> [Aim]
Every entry below must be repeated exactly; skip the pictures.

> [Some records]
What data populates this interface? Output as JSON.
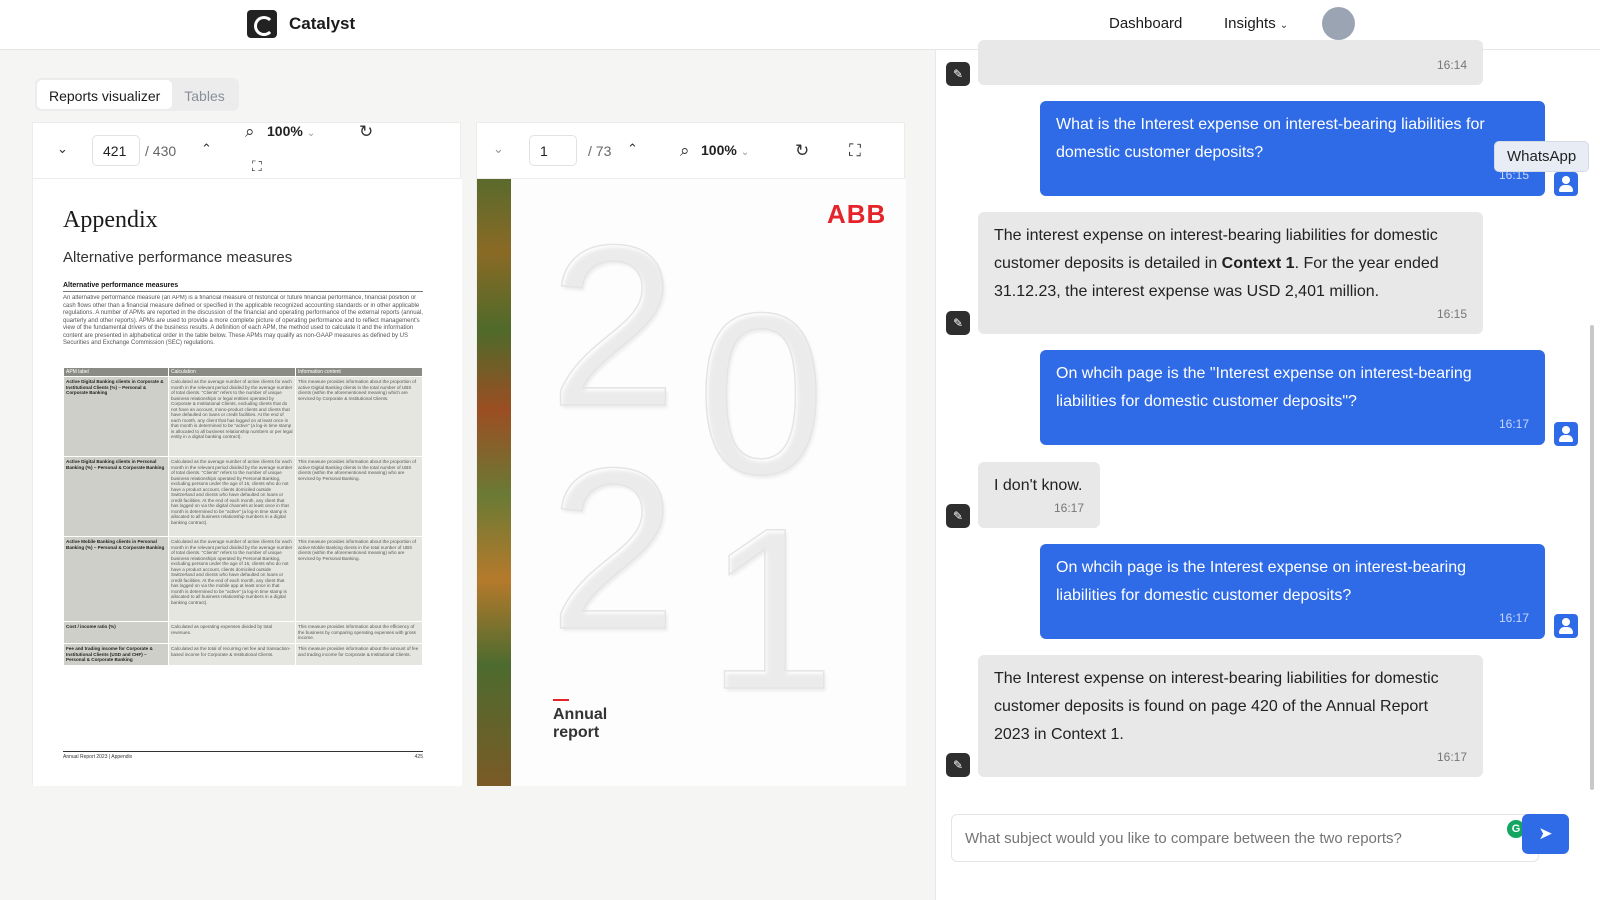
{
  "app": {
    "name": "Catalyst"
  },
  "nav": {
    "dashboard": "Dashboard",
    "insights": "Insights"
  },
  "tabs": [
    "Reports visualizer",
    "Tables"
  ],
  "viewer_left": {
    "page": "421",
    "total": "/ 430",
    "zoom": "100%",
    "doc": {
      "title": "Appendix",
      "subtitle": "Alternative performance measures",
      "heading": "Alternative performance measures",
      "paragraph": "An alternative performance measure (an APM) is a financial measure of historical or future financial performance, financial position or cash flows other than a financial measure defined or specified in the applicable recognized accounting standards or in other applicable regulations. A number of APMs are reported in the discussion of the financial and operating performance of the external reports (annual, quarterly and other reports). APMs are used to provide a more complete picture of operating performance and to reflect management's view of the fundamental drivers of the business results. A definition of each APM, the method used to calculate it and the information content are presented in alphabetical order in the table below. These APMs may qualify as non-GAAP measures as defined by US Securities and Exchange Commission (SEC) regulations.",
      "table_headers": [
        "APM label",
        "Calculation",
        "Information content"
      ],
      "table_rows": [
        [
          "Active Digital Banking clients in Corporate & Institutional Clients (%) – Personal & Corporate Banking",
          "Calculated as the average number of active clients for each month in the relevant period divided by the average number of total clients. \"Clients\" refers to the number of unique business relationships or legal entities operated by Corporate & Institutional Clients, excluding clients that do not have an account, mono-product clients and clients that have defaulted on loans or credit facilities. At the end of each month, any client that has logged on at least once in that month is determined to be \"active\" (a log-in time stamp is allocated to all business relationship numbers or per legal entity in a digital banking contract).",
          "This measure provides information about the proportion of active Digital Banking clients in the total number of UBS clients (within the aforementioned meaning) which are serviced by Corporate & Institutional Clients."
        ],
        [
          "Active Digital Banking clients in Personal Banking (%) – Personal & Corporate Banking",
          "Calculated as the average number of active clients for each month in the relevant period divided by the average number of total clients. \"Clients\" refers to the number of unique business relationships operated by Personal Banking, excluding persons under the age of 15, clients who do not have a product account, clients domiciled outside Switzerland and clients who have defaulted on loans or credit facilities. At the end of each month, any client that has logged on via the digital channels at least once in that month is determined to be \"active\" (a log-in time stamp is allocated to all business relationship numbers in a digital banking contract).",
          "This measure provides information about the proportion of active Digital Banking clients in the total number of UBS clients (within the aforementioned meaning) who are serviced by Personal Banking."
        ],
        [
          "Active Mobile Banking clients in Personal Banking (%) – Personal & Corporate Banking",
          "Calculated as the average number of active clients for each month in the relevant period divided by the average number of total clients. \"Clients\" refers to the number of unique business relationships operated by Personal Banking, excluding persons under the age of 15, clients who do not have a product account, clients domiciled outside Switzerland and clients who have defaulted on loans or credit facilities. At the end of each month, any client that has logged on via the mobile app at least once in that month is determined to be \"active\" (a log-in time stamp is allocated to all business relationship numbers in a digital banking contract).",
          "This measure provides information about the proportion of active Mobile Banking clients in the total number of UBS clients (within the aforementioned meaning) who are serviced by Personal Banking."
        ],
        [
          "Cost / income ratio (%)",
          "Calculated as operating expenses divided by total revenues.",
          "This measure provides information about the efficiency of the business by comparing operating expenses with gross income."
        ],
        [
          "Fee and trading income for Corporate & Institutional Clients (USD and CHF) – Personal & Corporate Banking",
          "Calculated as the total of recurring net fee and transaction-based income for Corporate & Institutional Clients.",
          "This measure provides information about the amount of fee and trading income for Corporate & Institutional Clients."
        ]
      ],
      "footer_left": "Annual Report 2023 | Appendix",
      "footer_right": "425"
    }
  },
  "viewer_right": {
    "page": "1",
    "total": "/ 73",
    "zoom": "100%",
    "cover": {
      "brand": "ABB",
      "year_digits": [
        "2",
        "0",
        "2",
        "1"
      ],
      "label": "Annual report"
    }
  },
  "chat": {
    "messages": [
      {
        "role": "bot",
        "text": "",
        "time": "16:14"
      },
      {
        "role": "user",
        "text": "What is the Interest expense on interest-bearing liabilities for domestic customer deposits?",
        "time": "16:15"
      },
      {
        "role": "bot",
        "text_before": "The interest expense on interest-bearing liabilities for domestic customer deposits is detailed in ",
        "text_bold": "Context 1",
        "text_after": ". For the year ended 31.12.23, the interest expense was USD 2,401 million.",
        "time": "16:15"
      },
      {
        "role": "user",
        "text": "On whcih page is the \"Interest expense on interest-bearing liabilities for domestic customer deposits\"?",
        "time": "16:17"
      },
      {
        "role": "bot",
        "text": "I don't know.",
        "time": "16:17"
      },
      {
        "role": "user",
        "text": "On whcih page is the Interest expense on interest-bearing liabilities for domestic customer deposits?",
        "time": "16:17"
      },
      {
        "role": "bot",
        "text": "The Interest expense on interest-bearing liabilities for domestic customer deposits is found on page 420 of the Annual Report 2023 in Context 1.",
        "time": "16:17"
      }
    ],
    "tooltip": "WhatsApp",
    "input_placeholder": "What subject would you like to compare between the two reports?"
  },
  "icons": {
    "logo": "catalyst-logo-icon",
    "search": "search-icon",
    "rotate": "rotate-icon",
    "fullscreen": "fullscreen-icon",
    "bot": "feather-icon",
    "user": "user-icon",
    "send": "send-icon"
  },
  "colors": {
    "primary": "#2f6be6",
    "bot_bubble": "#e8e8e8",
    "abb_red": "#e4232b"
  }
}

> [The completed task]
What data populates this interface? Output as JSON.
{
  "app": {
    "name": "Catalyst"
  },
  "nav": {
    "dashboard": "Dashboard",
    "insights": "Insights"
  },
  "tabs": [
    "Reports visualizer",
    "Tables"
  ],
  "viewer_left": {
    "page": "421",
    "total": "/ 430",
    "zoom": "100%",
    "doc": {
      "title": "Appendix",
      "subtitle": "Alternative performance measures",
      "heading": "Alternative performance measures",
      "paragraph": "An alternative performance measure (an APM) is a financial measure of historical or future financial performance, financial position or cash flows other than a financial measure defined or specified in the applicable recognized accounting standards or in other applicable regulations. A number of APMs are reported in the discussion of the financial and operating performance of the external reports (annual, quarterly and other reports). APMs are used to provide a more complete picture of operating performance and to reflect management's view of the fundamental drivers of the business results. A definition of each APM, the method used to calculate it and the information content are presented in alphabetical order in the table below. These APMs may qualify as non-GAAP measures as defined by US Securities and Exchange Commission (SEC) regulations.",
      "table_headers": [
        "APM label",
        "Calculation",
        "Information content"
      ],
      "table_rows": [
        [
          "Active Digital Banking clients in Corporate & Institutional Clients (%) – Personal & Corporate Banking",
          "Calculated as the average number of active clients for each month in the relevant period divided by the average number of total clients. \"Clients\" refers to the number of unique business relationships or legal entities operated by Corporate & Institutional Clients, excluding clients that do not have an account, mono-product clients and clients that have defaulted on loans or credit facilities. At the end of each month, any client that has logged on at least once in that month is determined to be \"active\" (a log-in time stamp is allocated to all business relationship numbers or per legal entity in a digital banking contract).",
          "This measure provides information about the proportion of active Digital Banking clients in the total number of UBS clients (within the aforementioned meaning) which are serviced by Corporate & Institutional Clients."
        ],
        [
          "Active Digital Banking clients in Personal Banking (%) – Personal & Corporate Banking",
          "Calculated as the average number of active clients for each month in the relevant period divided by the average number of total clients. \"Clients\" refers to the number of unique business relationships operated by Personal Banking, excluding persons under the age of 15, clients who do not have a product account, clients domiciled outside Switzerland and clients who have defaulted on loans or credit facilities. At the end of each month, any client that has logged on via the digital channels at least once in that month is determined to be \"active\" (a log-in time stamp is allocated to all business relationship numbers in a digital banking contract).",
          "This measure provides information about the proportion of active Digital Banking clients in the total number of UBS clients (within the aforementioned meaning) who are serviced by Personal Banking."
        ],
        [
          "Active Mobile Banking clients in Personal Banking (%) – Personal & Corporate Banking",
          "Calculated as the average number of active clients for each month in the relevant period divided by the average number of total clients. \"Clients\" refers to the number of unique business relationships operated by Personal Banking, excluding persons under the age of 15, clients who do not have a product account, clients domiciled outside Switzerland and clients who have defaulted on loans or credit facilities. At the end of each month, any client that has logged on via the mobile app at least once in that month is determined to be \"active\" (a log-in time stamp is allocated to all business relationship numbers in a digital banking contract).",
          "This measure provides information about the proportion of active Mobile Banking clients in the total number of UBS clients (within the aforementioned meaning) who are serviced by Personal Banking."
        ],
        [
          "Cost / income ratio (%)",
          "Calculated as operating expenses divided by total revenues.",
          "This measure provides information about the efficiency of the business by comparing operating expenses with gross income."
        ],
        [
          "Fee and trading income for Corporate & Institutional Clients (USD and CHF) – Personal & Corporate Banking",
          "Calculated as the total of recurring net fee and transaction-based income for Corporate & Institutional Clients.",
          "This measure provides information about the amount of fee and trading income for Corporate & Institutional Clients."
        ]
      ],
      "footer_left": "Annual Report 2023 | Appendix",
      "footer_right": "425"
    }
  },
  "viewer_right": {
    "page": "1",
    "total": "/ 73",
    "zoom": "100%",
    "cover": {
      "brand": "ABB",
      "year_digits": [
        "2",
        "0",
        "2",
        "1"
      ],
      "label": "Annual report"
    }
  },
  "chat": {
    "messages": [
      {
        "role": "bot",
        "text": "",
        "time": "16:14"
      },
      {
        "role": "user",
        "text": "What is the Interest expense on interest-bearing liabilities for domestic customer deposits?",
        "time": "16:15"
      },
      {
        "role": "bot",
        "text_before": "The interest expense on interest-bearing liabilities for domestic customer deposits is detailed in ",
        "text_bold": "Context 1",
        "text_after": ". For the year ended 31.12.23, the interest expense was USD 2,401 million.",
        "time": "16:15"
      },
      {
        "role": "user",
        "text": "On whcih page is the \"Interest expense on interest-bearing liabilities for domestic customer deposits\"?",
        "time": "16:17"
      },
      {
        "role": "bot",
        "text": "I don't know.",
        "time": "16:17"
      },
      {
        "role": "user",
        "text": "On whcih page is the Interest expense on interest-bearing liabilities for domestic customer deposits?",
        "time": "16:17"
      },
      {
        "role": "bot",
        "text": "The Interest expense on interest-bearing liabilities for domestic customer deposits is found on page 420 of the Annual Report 2023 in Context 1.",
        "time": "16:17"
      }
    ],
    "tooltip": "WhatsApp",
    "input_placeholder": "What subject would you like to compare between the two reports?"
  },
  "icons": {
    "logo": "catalyst-logo-icon",
    "search": "search-icon",
    "rotate": "rotate-icon",
    "fullscreen": "fullscreen-icon",
    "bot": "feather-icon",
    "user": "user-icon",
    "send": "send-icon"
  },
  "colors": {
    "primary": "#2f6be6",
    "bot_bubble": "#e8e8e8",
    "abb_red": "#e4232b"
  }
}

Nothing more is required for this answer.